YOUR TASK: A verbatim copy of the records is required, with all pictures left out.

───── MATERIAL SUPPLIED ─────

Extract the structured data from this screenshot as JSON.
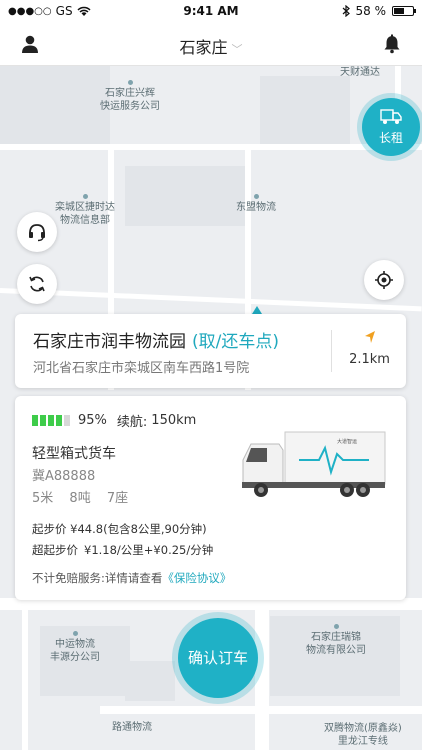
{
  "status_bar": {
    "signal": "●●●○○",
    "carrier": "GS",
    "time": "9:41 AM",
    "battery_text": "58 %",
    "battery_level": 0.58
  },
  "navbar": {
    "city": "石家庄",
    "user_icon": "user-icon",
    "bell_icon": "bell-icon"
  },
  "rent_button": {
    "label": "长租",
    "icon": "truck-icon"
  },
  "map": {
    "labels": [
      {
        "id": "tiancai",
        "text": "天财通达"
      },
      {
        "id": "xinghui",
        "text": "石家庄兴辉\n快运服务公司"
      },
      {
        "id": "jieshida",
        "text": "栾城区捷时达\n物流信息部"
      },
      {
        "id": "dongmeng",
        "text": "东盟物流"
      },
      {
        "id": "zhongyun",
        "text": "中运物流\n丰源分公司"
      },
      {
        "id": "ruijin",
        "text": "石家庄瑞锦\n物流有限公司"
      },
      {
        "id": "lutong",
        "text": "路通物流"
      },
      {
        "id": "shuangteng",
        "text": "双腾物流(原鑫焱)\n里龙江专线"
      }
    ]
  },
  "location_card": {
    "name": "石家庄市润丰物流园",
    "tag": "(取/还车点)",
    "address": "河北省石家庄市栾城区南车西路1号院",
    "distance": "2.1km"
  },
  "vehicle_card": {
    "battery_percent": "95%",
    "battery_level": 0.95,
    "range_label": "续航:",
    "range_value": "150km",
    "type": "轻型箱式货车",
    "plate": "冀A88888",
    "length": "5米",
    "tonnage": "8吨",
    "seats": "7座",
    "base_price": "起步价 ¥44.8(包含8公里,90分钟)",
    "extra_price_label": "超起步价",
    "extra_price_value": "¥1.18/公里+¥0.25/分钟",
    "insurance_text": "不计免赔服务:详情请查看",
    "insurance_link": "《保险协议》",
    "truck_brand_text": "大道智运"
  },
  "confirm_button": {
    "label": "确认订车"
  },
  "colors": {
    "accent": "#1fb1c6",
    "battery_green": "#3ecc4a"
  }
}
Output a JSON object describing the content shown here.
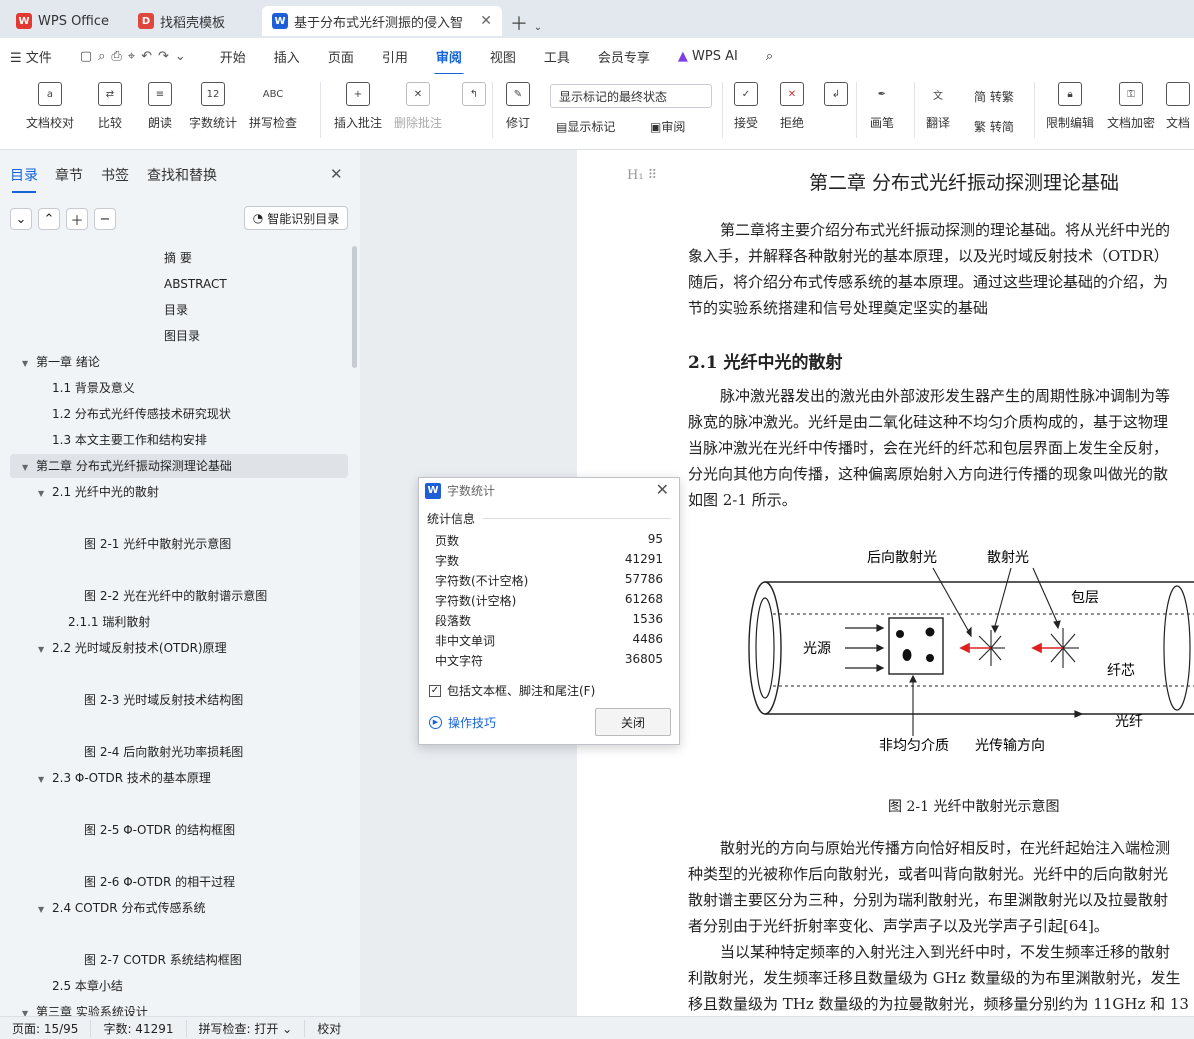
{
  "tabs": {
    "wps": "WPS Office",
    "template": "找稻壳模板",
    "doc": "基于分布式光纤测振的侵入智能"
  },
  "menu": {
    "file": "文件",
    "items": [
      "开始",
      "插入",
      "页面",
      "引用",
      "审阅",
      "视图",
      "工具",
      "会员专享"
    ],
    "ai": "WPS AI"
  },
  "ribbon": {
    "proof": "文档校对",
    "compare": "比较",
    "read": "朗读",
    "wordcount": "字数统计",
    "spell": "拼写检查",
    "addcomment": "插入批注",
    "delcomment": "删除批注",
    "revise": "修订",
    "markup_select": "显示标记的最终状态",
    "showmarkup": "显示标记",
    "review": "审阅",
    "accept": "接受",
    "reject": "拒绝",
    "pen": "画笔",
    "translate": "翻译",
    "trad": "简 转繁",
    "simp": "繁 转简",
    "restrict": "限制编辑",
    "encrypt": "文档加密",
    "cut": "文档"
  },
  "sidebar": {
    "tabs": [
      "目录",
      "章节",
      "书签",
      "查找和替换"
    ],
    "ai_toc": "智能识别目录",
    "toc": [
      "摘  要",
      "ABSTRACT",
      "目录",
      "图目录",
      "第一章  绪论",
      "1.1  背景及意义",
      "1.2  分布式光纤传感技术研究现状",
      "1.3  本文主要工作和结构安排",
      "第二章  分布式光纤振动探测理论基础",
      "2.1  光纤中光的散射",
      "图 2-1  光纤中散射光示意图",
      "图 2-2  光在光纤中的散射谱示意图",
      "2.1.1  瑞利散射",
      "2.2  光时域反射技术(OTDR)原理",
      "图 2-3  光时域反射技术结构图",
      "图 2-4  后向散射光功率损耗图",
      "2.3 Φ-OTDR 技术的基本原理",
      "图 2-5 Φ-OTDR 的结构框图",
      "图 2-6 Φ-OTDR 的相干过程",
      "2.4 COTDR 分布式传感系统",
      "图 2-7 COTDR 系统结构框图",
      "2.5  本章小结",
      "第三章  实验系统设计"
    ]
  },
  "doc": {
    "h1": "第二章  分布式光纤振动探测理论基础",
    "p1": [
      "第二章将主要介绍分布式光纤振动探测的理论基础。将从光纤中光的",
      "象入手，并解释各种散射光的基本原理，以及光时域反射技术（OTDR）",
      "随后，将介绍分布式传感系统的基本原理。通过这些理论基础的介绍，为",
      "节的实验系统搭建和信号处理奠定坚实的基础"
    ],
    "h2": "2.1  光纤中光的散射",
    "p2": [
      "脉冲激光器发出的激光由外部波形发生器产生的周期性脉冲调制为等",
      "脉宽的脉冲激光。光纤是由二氧化硅这种不均匀介质构成的，基于这物理",
      "当脉冲激光在光纤中传播时，会在光纤的纤芯和包层界面上发生全反射，",
      "分光向其他方向传播，这种偏离原始射入方向进行传播的现象叫做光的散",
      "如图 2-1 所示。"
    ],
    "fig": {
      "back": "后向散射光",
      "scatter": "散射光",
      "cladding": "包层",
      "source": "光源",
      "core": "纤芯",
      "fiber": "光纤",
      "medium": "非均匀介质",
      "dir": "光传输方向"
    },
    "caption": "图 2-1  光纤中散射光示意图",
    "p3": [
      "散射光的方向与原始光传播方向恰好相反时，在光纤起始注入端检测",
      "种类型的光被称作后向散射光，或者叫背向散射光。光纤中的后向散射光",
      "散射谱主要区分为三种，分别为瑞利散射光，布里渊散射光以及拉曼散射",
      "者分别由于光纤折射率变化、声学声子以及光学声子引起[64]。",
      "当以某种特定频率的入射光注入到光纤中时，不发生频率迁移的散射",
      "利散射光，发生频率迁移且数量级为 GHz 数量级的为布里渊散射光，发生",
      "移且数量级为 THz 数量级的为拉曼散射光，频移量分别约为 11GHz 和 13"
    ]
  },
  "dialog": {
    "title": "字数统计",
    "section": "统计信息",
    "rows": [
      [
        "页数",
        "95"
      ],
      [
        "字数",
        "41291"
      ],
      [
        "字符数(不计空格)",
        "57786"
      ],
      [
        "字符数(计空格)",
        "61268"
      ],
      [
        "段落数",
        "1536"
      ],
      [
        "非中文单词",
        "4486"
      ],
      [
        "中文字符",
        "36805"
      ]
    ],
    "include": "包括文本框、脚注和尾注(F)",
    "tips": "操作技巧",
    "close": "关闭"
  },
  "status": {
    "page": "页面: 15/95",
    "words": "字数: 41291",
    "spell": "拼写检查: 打开 ⌄",
    "proof": "校对"
  }
}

─────

CORRECT RESULT:
Extract the structured data from this screenshot as JSON.
{
  "status_bar": {
    "signal": "●●●○○",
    "carrier": "GS",
    "time": "9:41 AM",
    "battery_text": "58 %",
    "battery_level": 0.58
  },
  "navbar": {
    "city": "石家庄",
    "user_icon": "user-icon",
    "bell_icon": "bell-icon"
  },
  "rent_button": {
    "label": "长租",
    "icon": "truck-icon"
  },
  "map": {
    "labels": [
      {
        "id": "tiancai",
        "text": "天财通达"
      },
      {
        "id": "xinghui",
        "text": "石家庄兴辉\n快运服务公司"
      },
      {
        "id": "jieshida",
        "text": "栾城区捷时达\n物流信息部"
      },
      {
        "id": "dongmeng",
        "text": "东盟物流"
      },
      {
        "id": "zhongyun",
        "text": "中运物流\n丰源分公司"
      },
      {
        "id": "ruijin",
        "text": "石家庄瑞锦\n物流有限公司"
      },
      {
        "id": "lutong",
        "text": "路通物流"
      },
      {
        "id": "shuangteng",
        "text": "双腾物流(原鑫焱)\n里龙江专线"
      }
    ]
  },
  "location_card": {
    "name": "石家庄市润丰物流园",
    "tag": "(取/还车点)",
    "address": "河北省石家庄市栾城区南车西路1号院",
    "distance": "2.1km"
  },
  "vehicle_card": {
    "battery_percent": "95%",
    "battery_level": 0.95,
    "range_label": "续航:",
    "range_value": "150km",
    "type": "轻型箱式货车",
    "plate": "冀A88888",
    "length": "5米",
    "tonnage": "8吨",
    "seats": "7座",
    "base_price": "起步价 ¥44.8(包含8公里,90分钟)",
    "extra_price_label": "超起步价",
    "extra_price_value": "¥1.18/公里+¥0.25/分钟",
    "insurance_text": "不计免赔服务:详情请查看",
    "insurance_link": "《保险协议》",
    "truck_brand_text": "大道智运"
  },
  "confirm_button": {
    "label": "确认订车"
  },
  "colors": {
    "accent": "#1fb1c6",
    "battery_green": "#3ecc4a"
  }
}
Output a JSON object describing the content shown here.
{
  "tabs": {
    "wps": "WPS Office",
    "template": "找稻壳模板",
    "doc": "基于分布式光纤测振的侵入智能"
  },
  "menu": {
    "file": "文件",
    "items": [
      "开始",
      "插入",
      "页面",
      "引用",
      "审阅",
      "视图",
      "工具",
      "会员专享"
    ],
    "ai": "WPS AI"
  },
  "ribbon": {
    "proof": "文档校对",
    "compare": "比较",
    "read": "朗读",
    "wordcount": "字数统计",
    "spell": "拼写检查",
    "addcomment": "插入批注",
    "delcomment": "删除批注",
    "revise": "修订",
    "markup_select": "显示标记的最终状态",
    "showmarkup": "显示标记",
    "review": "审阅",
    "accept": "接受",
    "reject": "拒绝",
    "pen": "画笔",
    "translate": "翻译",
    "trad": "简 转繁",
    "simp": "繁 转简",
    "restrict": "限制编辑",
    "encrypt": "文档加密",
    "cut": "文档"
  },
  "sidebar": {
    "tabs": [
      "目录",
      "章节",
      "书签",
      "查找和替换"
    ],
    "ai_toc": "智能识别目录",
    "toc": [
      "摘  要",
      "ABSTRACT",
      "目录",
      "图目录",
      "第一章  绪论",
      "1.1  背景及意义",
      "1.2  分布式光纤传感技术研究现状",
      "1.3  本文主要工作和结构安排",
      "第二章  分布式光纤振动探测理论基础",
      "2.1  光纤中光的散射",
      "图 2-1  光纤中散射光示意图",
      "图 2-2  光在光纤中的散射谱示意图",
      "2.1.1  瑞利散射",
      "2.2  光时域反射技术(OTDR)原理",
      "图 2-3  光时域反射技术结构图",
      "图 2-4  后向散射光功率损耗图",
      "2.3 Φ-OTDR 技术的基本原理",
      "图 2-5 Φ-OTDR 的结构框图",
      "图 2-6 Φ-OTDR 的相干过程",
      "2.4 COTDR 分布式传感系统",
      "图 2-7 COTDR 系统结构框图",
      "2.5  本章小结",
      "第三章  实验系统设计"
    ]
  },
  "doc": {
    "h1": "第二章  分布式光纤振动探测理论基础",
    "p1": [
      "第二章将主要介绍分布式光纤振动探测的理论基础。将从光纤中光的",
      "象入手，并解释各种散射光的基本原理，以及光时域反射技术（OTDR）",
      "随后，将介绍分布式传感系统的基本原理。通过这些理论基础的介绍，为",
      "节的实验系统搭建和信号处理奠定坚实的基础"
    ],
    "h2": "2.1  光纤中光的散射",
    "p2": [
      "脉冲激光器发出的激光由外部波形发生器产生的周期性脉冲调制为等",
      "脉宽的脉冲激光。光纤是由二氧化硅这种不均匀介质构成的，基于这物理",
      "当脉冲激光在光纤中传播时，会在光纤的纤芯和包层界面上发生全反射，",
      "分光向其他方向传播，这种偏离原始射入方向进行传播的现象叫做光的散",
      "如图 2-1 所示。"
    ],
    "fig": {
      "back": "后向散射光",
      "scatter": "散射光",
      "cladding": "包层",
      "source": "光源",
      "core": "纤芯",
      "fiber": "光纤",
      "medium": "非均匀介质",
      "dir": "光传输方向"
    },
    "caption": "图 2-1  光纤中散射光示意图",
    "p3": [
      "散射光的方向与原始光传播方向恰好相反时，在光纤起始注入端检测",
      "种类型的光被称作后向散射光，或者叫背向散射光。光纤中的后向散射光",
      "散射谱主要区分为三种，分别为瑞利散射光，布里渊散射光以及拉曼散射",
      "者分别由于光纤折射率变化、声学声子以及光学声子引起[64]。",
      "当以某种特定频率的入射光注入到光纤中时，不发生频率迁移的散射",
      "利散射光，发生频率迁移且数量级为 GHz 数量级的为布里渊散射光，发生",
      "移且数量级为 THz 数量级的为拉曼散射光，频移量分别约为 11GHz 和 13"
    ]
  },
  "dialog": {
    "title": "字数统计",
    "section": "统计信息",
    "rows": [
      [
        "页数",
        "95"
      ],
      [
        "字数",
        "41291"
      ],
      [
        "字符数(不计空格)",
        "57786"
      ],
      [
        "字符数(计空格)",
        "61268"
      ],
      [
        "段落数",
        "1536"
      ],
      [
        "非中文单词",
        "4486"
      ],
      [
        "中文字符",
        "36805"
      ]
    ],
    "include": "包括文本框、脚注和尾注(F)",
    "tips": "操作技巧",
    "close": "关闭"
  },
  "status": {
    "page": "页面: 15/95",
    "words": "字数: 41291",
    "spell": "拼写检查: 打开 ⌄",
    "proof": "校对"
  }
}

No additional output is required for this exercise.